START DATA SUPPLIED
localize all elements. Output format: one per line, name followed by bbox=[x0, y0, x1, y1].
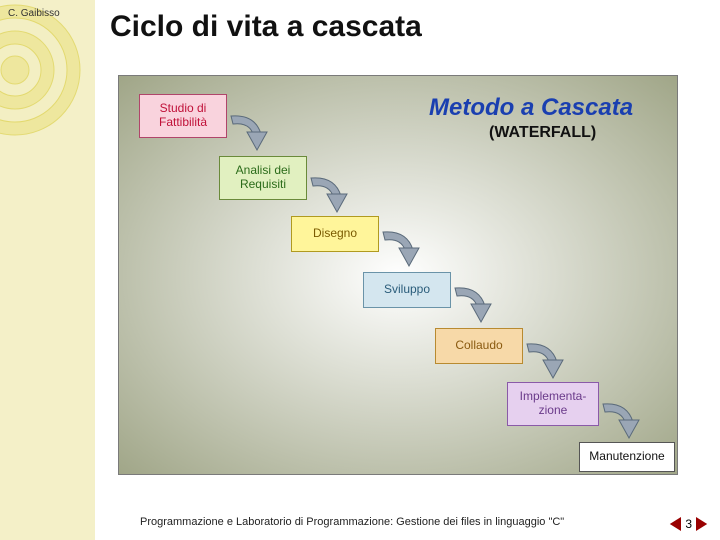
node-requisiti: Analisi deiRequisiti bbox=[219, 156, 307, 200]
cascade-arrow-2 bbox=[377, 228, 427, 272]
node-sviluppo: Sviluppo bbox=[363, 272, 451, 308]
page-title: Ciclo di vita a cascata bbox=[110, 10, 422, 44]
waterfall-diagram: Metodo a Cascata (WATERFALL) Studio diFa… bbox=[118, 75, 678, 475]
node-manutenz: Manutenzione bbox=[579, 442, 675, 472]
page-number: 3 bbox=[685, 517, 692, 531]
diagram-subtitle: (WATERFALL) bbox=[489, 124, 596, 142]
cascade-arrow-3 bbox=[449, 284, 499, 328]
node-disegno: Disegno bbox=[291, 216, 379, 252]
cascade-arrow-0 bbox=[225, 112, 275, 156]
cascade-arrow-1 bbox=[305, 174, 355, 218]
author-label: C. Gaibisso bbox=[8, 8, 60, 19]
diagram-title: Metodo a Cascata bbox=[429, 94, 633, 122]
cascade-arrow-4 bbox=[521, 340, 571, 384]
sidebar-motif bbox=[0, 0, 95, 540]
nav-next-icon[interactable] bbox=[696, 517, 710, 531]
node-collaudo: Collaudo bbox=[435, 328, 523, 364]
nav-prev-icon[interactable] bbox=[667, 517, 681, 531]
page-number-nav: 3 bbox=[667, 517, 710, 531]
cascade-arrow-5 bbox=[597, 400, 647, 444]
sidebar-decoration bbox=[0, 0, 95, 540]
footer-text: Programmazione e Laboratorio di Programm… bbox=[140, 516, 564, 528]
node-implement: Implementa-zione bbox=[507, 382, 599, 426]
node-fattibilita: Studio diFattibilità bbox=[139, 94, 227, 138]
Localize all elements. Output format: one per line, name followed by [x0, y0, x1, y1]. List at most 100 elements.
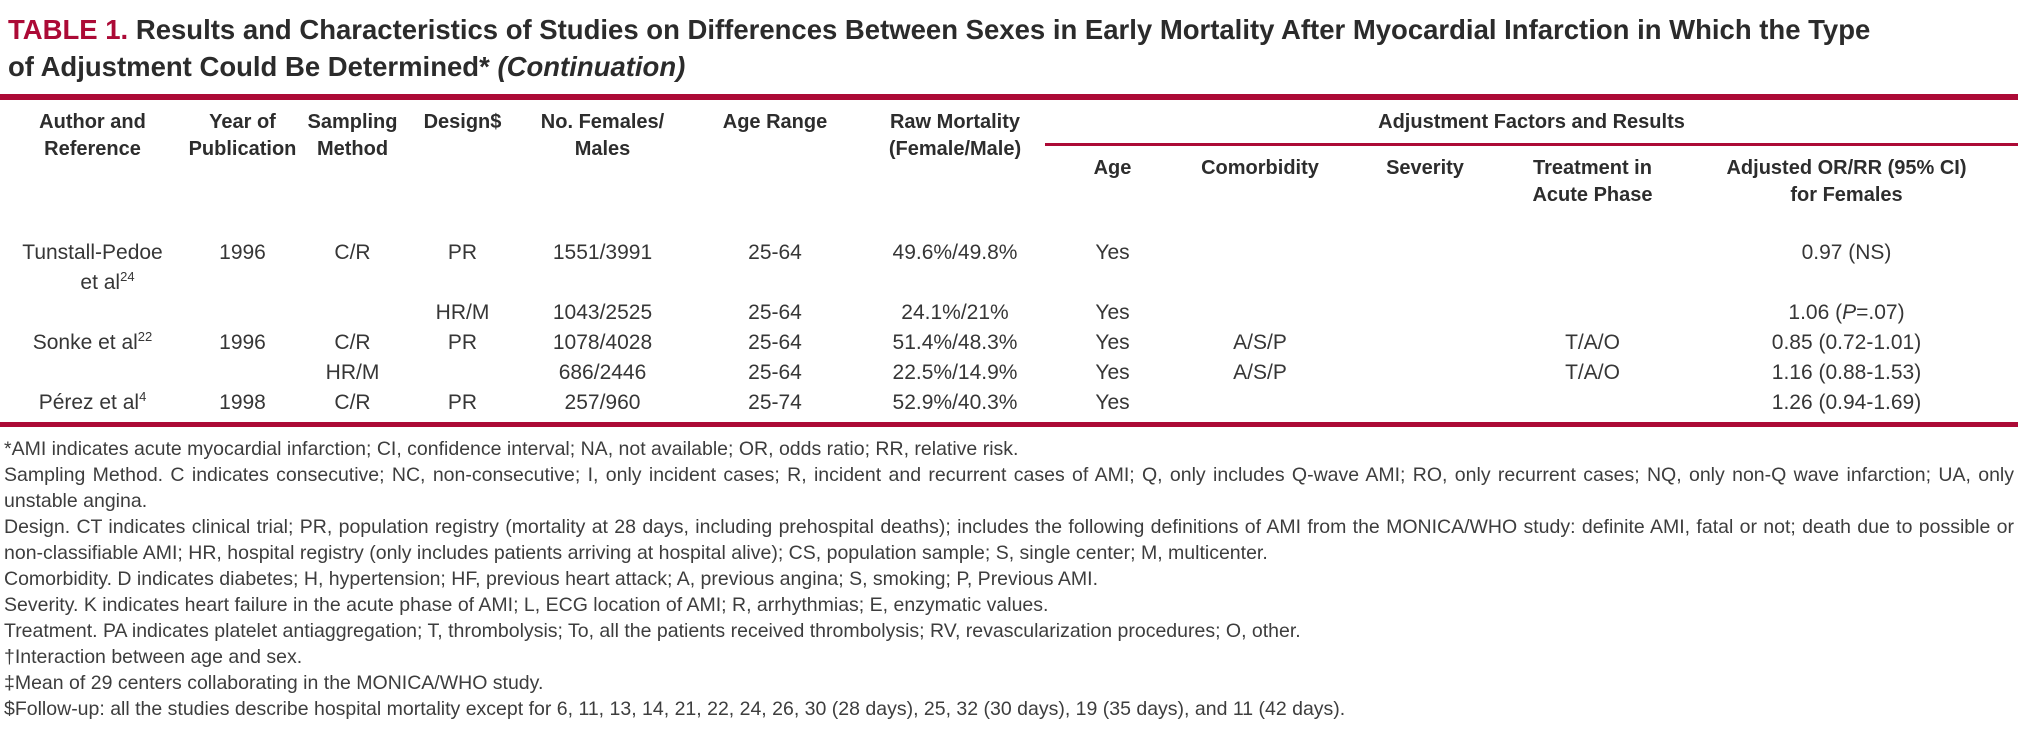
footnote-double-dagger: ‡Mean of 29 centers collaborating in the… — [4, 672, 544, 694]
col-header-treatment: Treatment in Acute Phase — [1532, 157, 1653, 206]
cell-treatment — [1510, 298, 1675, 328]
cell-author: Sonke et al22 — [32, 329, 153, 354]
cell-n: 1078/4028 — [552, 331, 653, 354]
footnote-comorbidity: Comorbidity. D indicates diabetes; H, hy… — [4, 568, 1098, 590]
footnote-design: Design. CT indicates clinical trial; PR,… — [4, 516, 2014, 564]
cell-severity — [1340, 229, 1510, 298]
cell-severity — [1340, 298, 1510, 328]
cell-raw-mortality: 51.4%/48.3% — [892, 331, 1018, 354]
bottom-rule — [0, 422, 2018, 427]
table-row: HR/M 686/2446 25-64 22.5%/14.9% Yes A/S/… — [0, 358, 2018, 388]
table-row: Tunstall-Pedoe et al24 1996 C/R PR 1551/… — [0, 229, 2018, 298]
col-header-age: Age — [1093, 157, 1132, 179]
cell-author: Tunstall-Pedoe et al24 — [22, 241, 163, 294]
footnote-sampling-method: Sampling Method. C indicates consecutive… — [4, 464, 2014, 512]
cell-raw-mortality: 49.6%/49.8% — [892, 241, 1018, 264]
col-header-raw-mortality: Raw Mortality (Female/Male) — [888, 111, 1022, 160]
reference-superscript: 4 — [139, 389, 147, 404]
cell-author: Pérez et al4 — [38, 389, 147, 414]
cell-comorbidity: A/S/P — [1233, 331, 1287, 354]
col-header-n-females-males: No. Females/ Males — [540, 111, 665, 160]
cell-year — [185, 358, 300, 388]
cell-age-range: 25-64 — [748, 241, 802, 264]
cell-year: 1998 — [219, 391, 266, 414]
col-header-design: Design$ — [423, 111, 502, 133]
footnote-dagger: †Interaction between age and sex. — [4, 646, 303, 668]
reference-superscript: 24 — [120, 269, 135, 284]
cell-design: PR — [447, 331, 478, 354]
cell-n: 1551/3991 — [552, 241, 653, 264]
cell-sampling: HR/M — [325, 361, 380, 384]
cell-raw-mortality: 24.1%/21% — [901, 301, 1009, 324]
cell-sampling — [300, 298, 405, 328]
col-header-author: Author and Reference — [39, 111, 146, 160]
cell-adjust-age: Yes — [1095, 241, 1130, 264]
col-header-severity: Severity — [1386, 157, 1464, 179]
col-header-year: Year of Publication — [188, 111, 297, 160]
cell-design: PR — [447, 241, 478, 264]
cell-year: 1996 — [219, 331, 266, 354]
cell-age-range: 25-64 — [748, 301, 802, 324]
reference-superscript: 22 — [137, 329, 153, 344]
cell-year — [185, 298, 300, 328]
cell-n: 686/2446 — [558, 361, 647, 384]
col-header-sampling: Sampling Method — [307, 111, 398, 160]
cell-adjusted-or: 1.26 (0.94-1.69) — [1771, 391, 1922, 414]
cell-year: 1996 — [219, 241, 266, 264]
cell-author — [0, 298, 185, 328]
group-header-adjustment: Adjustment Factors and Results — [1045, 100, 2018, 146]
cell-adjust-age: Yes — [1095, 301, 1130, 324]
cell-age-range: 25-64 — [748, 361, 802, 384]
cell-adjusted-or: 1.06 (P=.07) — [1788, 301, 1905, 324]
footnotes-block: *AMI indicates acute myocardial infarcti… — [0, 427, 2018, 722]
cell-adjusted-or: 0.97 (NS) — [1801, 241, 1892, 264]
table-title-continuation: (Continuation) — [497, 51, 686, 82]
cell-raw-mortality: 22.5%/14.9% — [892, 361, 1018, 384]
table-title-line2: of Adjustment Could Be Determined* — [8, 51, 490, 82]
cell-comorbidity — [1180, 229, 1340, 298]
top-rule — [0, 94, 2018, 100]
cell-adjust-age: Yes — [1095, 331, 1130, 354]
table-label: TABLE 1. — [8, 14, 129, 45]
cell-severity — [1340, 388, 1510, 422]
cell-sampling: C/R — [334, 391, 371, 414]
cell-comorbidity — [1180, 388, 1340, 422]
cell-treatment: T/A/O — [1565, 331, 1620, 354]
footnote-follow-up: $Follow-up: all the studies describe hos… — [4, 698, 1346, 720]
cell-n: 1043/2525 — [552, 301, 653, 324]
col-header-comorbidity: Comorbidity — [1201, 157, 1319, 179]
cell-adjusted-or: 0.85 (0.72-1.01) — [1771, 331, 1922, 354]
cell-author — [0, 358, 185, 388]
cell-severity — [1340, 328, 1510, 358]
cell-raw-mortality: 52.9%/40.3% — [892, 391, 1018, 414]
footnote-treatment: Treatment. PA indicates platelet antiagg… — [4, 620, 1301, 642]
cell-n: 257/960 — [564, 391, 641, 414]
cell-design — [405, 358, 520, 388]
table-row: Sonke et al22 1996 C/R PR 1078/4028 25-6… — [0, 328, 2018, 358]
table-title: TABLE 1. Results and Characteristics of … — [0, 0, 2018, 85]
table-row: Pérez et al4 1998 C/R PR 257/960 25-74 5… — [0, 388, 2018, 422]
cell-comorbidity: A/S/P — [1233, 361, 1287, 384]
cell-comorbidity — [1180, 298, 1340, 328]
table-header: Author and Reference Year of Publication… — [0, 100, 2018, 229]
cell-sampling: C/R — [334, 241, 371, 264]
table-row: HR/M 1043/2525 25-64 24.1%/21% Yes 1.06 … — [0, 298, 2018, 328]
cell-design: HR/M — [435, 301, 490, 324]
cell-age-range: 25-74 — [748, 391, 802, 414]
data-table: Tunstall-Pedoe et al24 1996 C/R PR 1551/… — [0, 229, 2018, 422]
cell-design: PR — [447, 391, 478, 414]
cell-age-range: 25-64 — [748, 331, 802, 354]
cell-severity — [1340, 358, 1510, 388]
footnote-severity: Severity. K indicates heart failure in t… — [4, 594, 1049, 616]
table-title-line1: Results and Characteristics of Studies o… — [135, 14, 1871, 45]
cell-adjust-age: Yes — [1095, 361, 1130, 384]
cell-adjusted-or: 1.16 (0.88-1.53) — [1771, 361, 1922, 384]
cell-treatment: T/A/O — [1565, 361, 1620, 384]
col-header-age-range: Age Range — [722, 111, 828, 133]
cell-adjust-age: Yes — [1095, 391, 1130, 414]
cell-treatment — [1510, 388, 1675, 422]
footnote-abbreviations: *AMI indicates acute myocardial infarcti… — [4, 438, 1019, 460]
cell-sampling: C/R — [334, 331, 371, 354]
col-header-adjusted-or: Adjusted OR/RR (95% CI) for Females — [1726, 157, 1967, 206]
END DATA SUPPLIED
THE TASK: Please reproduce the part of the listing that opens with the line containing "node-requisiti: Analisi deiRequisiti" and closes with the line containing "cascade-arrow-3 bbox=[449, 284, 499, 328]", substituting "Maintenance" for "Manutenzione" and changing nothing else.

SOLVED PROBLEM:
node-requisiti: Analisi deiRequisiti bbox=[219, 156, 307, 200]
cascade-arrow-2 bbox=[377, 228, 427, 272]
node-sviluppo: Sviluppo bbox=[363, 272, 451, 308]
page-title: Ciclo di vita a cascata bbox=[110, 10, 422, 44]
waterfall-diagram: Metodo a Cascata (WATERFALL) Studio diFa… bbox=[118, 75, 678, 475]
node-manutenz: Maintenance bbox=[579, 442, 675, 472]
page-number: 3 bbox=[685, 517, 692, 531]
diagram-subtitle: (WATERFALL) bbox=[489, 124, 596, 142]
cascade-arrow-3 bbox=[449, 284, 499, 328]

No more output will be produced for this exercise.